##### Given information #####

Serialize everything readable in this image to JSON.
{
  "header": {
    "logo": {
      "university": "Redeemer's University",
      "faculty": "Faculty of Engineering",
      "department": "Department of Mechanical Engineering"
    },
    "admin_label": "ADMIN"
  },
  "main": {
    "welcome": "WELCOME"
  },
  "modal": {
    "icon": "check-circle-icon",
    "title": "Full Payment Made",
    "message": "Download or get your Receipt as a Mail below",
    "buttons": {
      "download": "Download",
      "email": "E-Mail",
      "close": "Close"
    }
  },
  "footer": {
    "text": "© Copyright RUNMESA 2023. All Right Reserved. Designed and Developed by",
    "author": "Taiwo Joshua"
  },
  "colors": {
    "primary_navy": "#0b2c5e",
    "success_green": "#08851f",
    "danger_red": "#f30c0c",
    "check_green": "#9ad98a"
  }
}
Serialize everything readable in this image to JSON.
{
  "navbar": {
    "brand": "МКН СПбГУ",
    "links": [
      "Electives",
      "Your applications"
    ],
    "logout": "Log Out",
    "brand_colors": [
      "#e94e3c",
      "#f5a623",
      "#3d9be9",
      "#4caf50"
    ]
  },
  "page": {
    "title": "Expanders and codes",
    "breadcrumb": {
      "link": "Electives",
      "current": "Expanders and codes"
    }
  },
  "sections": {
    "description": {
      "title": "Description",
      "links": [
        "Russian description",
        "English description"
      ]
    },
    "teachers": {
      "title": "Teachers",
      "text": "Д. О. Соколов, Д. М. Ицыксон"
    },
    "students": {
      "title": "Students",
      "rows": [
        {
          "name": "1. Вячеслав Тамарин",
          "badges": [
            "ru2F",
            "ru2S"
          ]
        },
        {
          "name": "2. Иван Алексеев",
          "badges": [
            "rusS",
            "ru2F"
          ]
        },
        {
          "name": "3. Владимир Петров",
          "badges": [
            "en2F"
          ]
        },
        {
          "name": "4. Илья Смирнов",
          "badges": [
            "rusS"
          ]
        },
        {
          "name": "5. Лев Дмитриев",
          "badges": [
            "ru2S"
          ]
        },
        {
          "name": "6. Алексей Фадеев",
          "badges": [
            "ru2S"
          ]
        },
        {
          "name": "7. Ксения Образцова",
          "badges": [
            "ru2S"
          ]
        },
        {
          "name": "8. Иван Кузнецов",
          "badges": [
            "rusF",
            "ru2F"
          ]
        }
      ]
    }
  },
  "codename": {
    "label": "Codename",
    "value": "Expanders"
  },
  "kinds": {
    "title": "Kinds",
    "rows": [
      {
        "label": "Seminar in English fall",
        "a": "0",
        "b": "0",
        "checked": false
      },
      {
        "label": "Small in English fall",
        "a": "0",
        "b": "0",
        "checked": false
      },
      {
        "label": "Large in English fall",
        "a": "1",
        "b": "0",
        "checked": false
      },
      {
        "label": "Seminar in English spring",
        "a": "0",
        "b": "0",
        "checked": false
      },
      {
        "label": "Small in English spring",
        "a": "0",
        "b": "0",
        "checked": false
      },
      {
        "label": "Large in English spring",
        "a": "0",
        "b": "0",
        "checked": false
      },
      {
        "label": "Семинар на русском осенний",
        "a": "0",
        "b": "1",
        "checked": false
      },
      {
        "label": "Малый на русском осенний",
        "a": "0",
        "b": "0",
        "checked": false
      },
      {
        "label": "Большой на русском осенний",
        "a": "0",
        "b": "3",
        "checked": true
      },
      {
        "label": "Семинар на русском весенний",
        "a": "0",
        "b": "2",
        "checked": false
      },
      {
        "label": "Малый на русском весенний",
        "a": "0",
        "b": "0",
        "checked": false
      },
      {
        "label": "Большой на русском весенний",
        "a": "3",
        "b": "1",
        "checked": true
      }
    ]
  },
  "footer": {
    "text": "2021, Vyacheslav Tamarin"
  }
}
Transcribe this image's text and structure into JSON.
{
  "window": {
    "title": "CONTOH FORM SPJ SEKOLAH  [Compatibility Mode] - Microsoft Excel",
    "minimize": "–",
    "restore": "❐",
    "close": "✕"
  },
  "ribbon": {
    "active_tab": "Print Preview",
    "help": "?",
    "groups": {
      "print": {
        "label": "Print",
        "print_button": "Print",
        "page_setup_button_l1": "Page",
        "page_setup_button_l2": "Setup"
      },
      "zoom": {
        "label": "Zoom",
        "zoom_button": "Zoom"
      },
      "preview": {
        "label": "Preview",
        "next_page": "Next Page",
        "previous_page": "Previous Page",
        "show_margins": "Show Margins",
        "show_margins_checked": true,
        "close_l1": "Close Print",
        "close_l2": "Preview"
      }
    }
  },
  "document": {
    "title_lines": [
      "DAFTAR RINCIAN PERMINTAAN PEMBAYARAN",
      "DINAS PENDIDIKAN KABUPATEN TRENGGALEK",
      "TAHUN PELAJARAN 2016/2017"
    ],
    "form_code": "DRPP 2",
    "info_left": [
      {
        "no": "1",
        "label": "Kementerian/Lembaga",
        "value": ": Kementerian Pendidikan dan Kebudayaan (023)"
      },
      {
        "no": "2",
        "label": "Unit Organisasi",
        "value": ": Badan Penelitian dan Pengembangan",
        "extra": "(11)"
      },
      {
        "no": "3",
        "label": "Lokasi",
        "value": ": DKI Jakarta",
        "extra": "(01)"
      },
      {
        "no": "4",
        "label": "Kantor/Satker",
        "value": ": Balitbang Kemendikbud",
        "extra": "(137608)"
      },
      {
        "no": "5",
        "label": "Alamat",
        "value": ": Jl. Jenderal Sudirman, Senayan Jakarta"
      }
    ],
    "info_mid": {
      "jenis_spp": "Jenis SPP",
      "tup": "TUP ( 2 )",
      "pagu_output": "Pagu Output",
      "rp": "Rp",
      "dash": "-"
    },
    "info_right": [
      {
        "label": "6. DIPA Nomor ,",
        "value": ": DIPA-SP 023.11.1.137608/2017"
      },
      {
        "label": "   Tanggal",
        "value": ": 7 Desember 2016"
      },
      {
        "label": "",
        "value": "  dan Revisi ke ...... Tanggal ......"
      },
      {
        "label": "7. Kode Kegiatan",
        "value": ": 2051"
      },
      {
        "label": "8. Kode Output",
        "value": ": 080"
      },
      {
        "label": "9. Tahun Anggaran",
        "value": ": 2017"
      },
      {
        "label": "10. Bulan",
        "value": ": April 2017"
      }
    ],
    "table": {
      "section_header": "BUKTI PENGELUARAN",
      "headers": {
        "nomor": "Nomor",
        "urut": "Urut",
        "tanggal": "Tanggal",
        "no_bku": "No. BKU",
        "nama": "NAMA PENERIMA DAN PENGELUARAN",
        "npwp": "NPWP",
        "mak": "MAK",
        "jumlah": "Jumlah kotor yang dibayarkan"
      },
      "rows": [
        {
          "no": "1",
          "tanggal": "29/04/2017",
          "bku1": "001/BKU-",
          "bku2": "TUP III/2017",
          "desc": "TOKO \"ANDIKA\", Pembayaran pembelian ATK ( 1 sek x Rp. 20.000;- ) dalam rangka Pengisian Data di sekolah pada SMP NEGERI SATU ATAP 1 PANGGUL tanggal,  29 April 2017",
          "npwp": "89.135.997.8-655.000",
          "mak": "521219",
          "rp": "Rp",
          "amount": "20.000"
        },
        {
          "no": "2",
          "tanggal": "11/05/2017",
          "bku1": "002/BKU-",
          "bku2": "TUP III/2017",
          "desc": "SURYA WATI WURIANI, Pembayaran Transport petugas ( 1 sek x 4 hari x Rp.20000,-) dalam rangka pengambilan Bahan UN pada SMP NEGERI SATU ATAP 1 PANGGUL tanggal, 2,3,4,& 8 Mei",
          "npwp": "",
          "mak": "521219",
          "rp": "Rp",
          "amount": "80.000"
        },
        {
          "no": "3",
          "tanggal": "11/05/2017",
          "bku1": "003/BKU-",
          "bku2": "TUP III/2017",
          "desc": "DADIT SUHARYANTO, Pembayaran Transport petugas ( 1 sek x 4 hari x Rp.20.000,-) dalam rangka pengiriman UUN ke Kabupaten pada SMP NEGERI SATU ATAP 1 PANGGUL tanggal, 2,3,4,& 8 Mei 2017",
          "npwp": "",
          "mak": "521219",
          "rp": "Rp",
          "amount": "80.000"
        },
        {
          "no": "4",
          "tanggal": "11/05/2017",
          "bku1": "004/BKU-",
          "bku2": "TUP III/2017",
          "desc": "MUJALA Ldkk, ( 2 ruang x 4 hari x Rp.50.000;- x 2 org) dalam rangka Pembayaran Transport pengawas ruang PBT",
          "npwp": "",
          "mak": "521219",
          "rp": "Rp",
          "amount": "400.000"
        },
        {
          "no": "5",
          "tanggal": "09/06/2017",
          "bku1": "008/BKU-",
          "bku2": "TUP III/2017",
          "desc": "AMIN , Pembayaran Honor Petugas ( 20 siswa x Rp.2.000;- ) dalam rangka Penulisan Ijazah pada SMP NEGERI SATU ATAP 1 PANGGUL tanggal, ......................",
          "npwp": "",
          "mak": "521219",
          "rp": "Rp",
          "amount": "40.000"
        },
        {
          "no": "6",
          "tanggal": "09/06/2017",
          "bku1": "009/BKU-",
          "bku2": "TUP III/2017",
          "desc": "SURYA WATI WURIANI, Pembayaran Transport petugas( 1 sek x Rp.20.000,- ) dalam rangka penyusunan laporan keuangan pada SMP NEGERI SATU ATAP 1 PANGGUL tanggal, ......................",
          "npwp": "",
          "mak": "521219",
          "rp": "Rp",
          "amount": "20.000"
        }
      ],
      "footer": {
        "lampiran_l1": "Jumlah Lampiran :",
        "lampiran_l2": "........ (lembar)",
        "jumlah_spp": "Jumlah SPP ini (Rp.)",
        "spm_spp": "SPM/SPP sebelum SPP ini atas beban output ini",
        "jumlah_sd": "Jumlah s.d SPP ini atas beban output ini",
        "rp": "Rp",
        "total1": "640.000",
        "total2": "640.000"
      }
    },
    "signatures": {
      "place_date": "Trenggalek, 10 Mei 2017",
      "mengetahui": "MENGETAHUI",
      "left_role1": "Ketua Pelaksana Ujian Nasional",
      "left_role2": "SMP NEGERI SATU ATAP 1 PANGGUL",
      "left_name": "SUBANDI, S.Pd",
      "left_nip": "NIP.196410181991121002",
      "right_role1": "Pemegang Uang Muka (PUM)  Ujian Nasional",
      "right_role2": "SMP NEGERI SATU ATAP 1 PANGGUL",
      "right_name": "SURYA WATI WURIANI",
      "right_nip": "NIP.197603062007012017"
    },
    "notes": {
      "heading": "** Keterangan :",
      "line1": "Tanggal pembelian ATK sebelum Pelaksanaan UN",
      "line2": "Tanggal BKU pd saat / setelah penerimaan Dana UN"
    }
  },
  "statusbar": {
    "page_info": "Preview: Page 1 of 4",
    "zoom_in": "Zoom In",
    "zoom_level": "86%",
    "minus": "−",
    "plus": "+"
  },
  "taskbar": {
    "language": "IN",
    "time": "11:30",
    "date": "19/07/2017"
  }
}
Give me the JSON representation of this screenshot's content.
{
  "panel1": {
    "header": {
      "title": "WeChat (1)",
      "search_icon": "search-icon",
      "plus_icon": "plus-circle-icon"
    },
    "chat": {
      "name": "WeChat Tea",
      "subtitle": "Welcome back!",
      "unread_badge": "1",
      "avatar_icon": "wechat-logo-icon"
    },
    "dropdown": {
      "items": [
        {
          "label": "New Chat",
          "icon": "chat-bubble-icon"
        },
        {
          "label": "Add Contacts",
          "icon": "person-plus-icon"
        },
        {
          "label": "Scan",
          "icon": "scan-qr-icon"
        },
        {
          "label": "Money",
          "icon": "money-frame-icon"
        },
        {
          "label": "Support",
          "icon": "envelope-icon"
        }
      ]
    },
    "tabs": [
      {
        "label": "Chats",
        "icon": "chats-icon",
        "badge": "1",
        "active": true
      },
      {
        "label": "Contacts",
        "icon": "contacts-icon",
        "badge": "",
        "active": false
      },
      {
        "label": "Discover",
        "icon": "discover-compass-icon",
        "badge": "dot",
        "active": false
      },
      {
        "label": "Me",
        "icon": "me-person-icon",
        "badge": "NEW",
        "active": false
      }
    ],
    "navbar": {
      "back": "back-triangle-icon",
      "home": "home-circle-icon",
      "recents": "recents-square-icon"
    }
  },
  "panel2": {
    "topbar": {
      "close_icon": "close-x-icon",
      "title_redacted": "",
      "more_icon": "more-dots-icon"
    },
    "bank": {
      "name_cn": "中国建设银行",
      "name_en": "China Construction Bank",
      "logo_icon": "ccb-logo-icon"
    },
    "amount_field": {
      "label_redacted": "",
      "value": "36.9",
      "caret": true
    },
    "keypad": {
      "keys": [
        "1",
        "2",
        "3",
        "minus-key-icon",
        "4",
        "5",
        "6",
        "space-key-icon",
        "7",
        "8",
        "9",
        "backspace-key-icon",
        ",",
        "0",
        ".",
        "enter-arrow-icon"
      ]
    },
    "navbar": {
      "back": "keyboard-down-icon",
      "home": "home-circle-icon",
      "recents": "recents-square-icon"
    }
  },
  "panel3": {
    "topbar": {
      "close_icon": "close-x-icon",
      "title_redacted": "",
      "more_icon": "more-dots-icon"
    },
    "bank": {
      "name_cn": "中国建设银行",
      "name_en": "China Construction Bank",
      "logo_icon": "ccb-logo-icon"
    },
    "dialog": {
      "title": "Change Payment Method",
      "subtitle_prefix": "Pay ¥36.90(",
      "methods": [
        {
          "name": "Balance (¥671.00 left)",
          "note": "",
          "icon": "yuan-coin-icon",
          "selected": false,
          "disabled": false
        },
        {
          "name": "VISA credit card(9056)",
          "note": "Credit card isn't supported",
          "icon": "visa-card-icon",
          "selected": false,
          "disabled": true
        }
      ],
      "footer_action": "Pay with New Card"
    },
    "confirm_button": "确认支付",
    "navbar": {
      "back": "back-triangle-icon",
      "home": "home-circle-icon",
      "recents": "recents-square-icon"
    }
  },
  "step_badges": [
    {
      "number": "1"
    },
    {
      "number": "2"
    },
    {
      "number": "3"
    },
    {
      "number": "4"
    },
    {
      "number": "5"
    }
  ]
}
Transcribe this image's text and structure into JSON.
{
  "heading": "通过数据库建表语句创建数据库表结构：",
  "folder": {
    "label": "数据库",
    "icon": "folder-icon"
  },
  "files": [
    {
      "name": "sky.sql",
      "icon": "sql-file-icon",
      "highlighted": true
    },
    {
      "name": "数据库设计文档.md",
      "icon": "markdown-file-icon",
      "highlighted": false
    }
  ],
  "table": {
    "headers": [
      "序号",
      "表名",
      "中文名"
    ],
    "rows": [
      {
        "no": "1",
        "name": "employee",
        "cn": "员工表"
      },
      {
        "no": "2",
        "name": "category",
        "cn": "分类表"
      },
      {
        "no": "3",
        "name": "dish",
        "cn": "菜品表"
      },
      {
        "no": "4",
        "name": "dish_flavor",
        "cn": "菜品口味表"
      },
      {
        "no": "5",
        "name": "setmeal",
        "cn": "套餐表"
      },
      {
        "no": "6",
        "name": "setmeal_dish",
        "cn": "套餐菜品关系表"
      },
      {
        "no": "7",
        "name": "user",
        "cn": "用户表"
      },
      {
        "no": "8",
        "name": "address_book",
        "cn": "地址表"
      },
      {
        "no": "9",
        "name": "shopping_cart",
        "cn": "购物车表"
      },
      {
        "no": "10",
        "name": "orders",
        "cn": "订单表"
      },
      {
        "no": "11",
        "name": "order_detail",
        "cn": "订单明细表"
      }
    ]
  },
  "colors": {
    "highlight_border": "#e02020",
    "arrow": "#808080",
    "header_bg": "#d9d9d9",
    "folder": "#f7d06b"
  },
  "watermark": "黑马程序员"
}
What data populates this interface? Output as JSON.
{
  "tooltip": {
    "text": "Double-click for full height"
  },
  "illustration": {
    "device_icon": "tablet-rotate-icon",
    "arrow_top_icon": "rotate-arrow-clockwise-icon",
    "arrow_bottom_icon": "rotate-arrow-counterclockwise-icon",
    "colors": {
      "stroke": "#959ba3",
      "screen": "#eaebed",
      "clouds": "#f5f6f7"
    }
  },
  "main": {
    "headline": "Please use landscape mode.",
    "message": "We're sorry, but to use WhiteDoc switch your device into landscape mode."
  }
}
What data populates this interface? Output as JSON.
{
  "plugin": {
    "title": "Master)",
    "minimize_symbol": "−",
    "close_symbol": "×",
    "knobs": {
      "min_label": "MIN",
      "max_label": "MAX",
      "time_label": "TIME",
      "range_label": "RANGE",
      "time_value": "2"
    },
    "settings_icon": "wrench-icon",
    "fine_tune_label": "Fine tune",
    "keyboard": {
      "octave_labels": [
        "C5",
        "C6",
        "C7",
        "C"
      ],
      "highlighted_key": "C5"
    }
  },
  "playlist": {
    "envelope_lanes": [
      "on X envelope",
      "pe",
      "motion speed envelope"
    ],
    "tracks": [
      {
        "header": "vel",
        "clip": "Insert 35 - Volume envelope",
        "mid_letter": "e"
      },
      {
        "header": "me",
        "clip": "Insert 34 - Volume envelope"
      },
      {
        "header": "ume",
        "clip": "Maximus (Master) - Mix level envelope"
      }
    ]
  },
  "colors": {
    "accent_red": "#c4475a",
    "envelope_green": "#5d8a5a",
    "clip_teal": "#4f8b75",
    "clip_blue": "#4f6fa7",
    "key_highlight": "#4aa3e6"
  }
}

#####

• Description of the task:
Pick out the lines that have the word "Small". Copy them all.

• Result for this exercise:
        "label": "Small in English fall",
        "label": "Small in English spring",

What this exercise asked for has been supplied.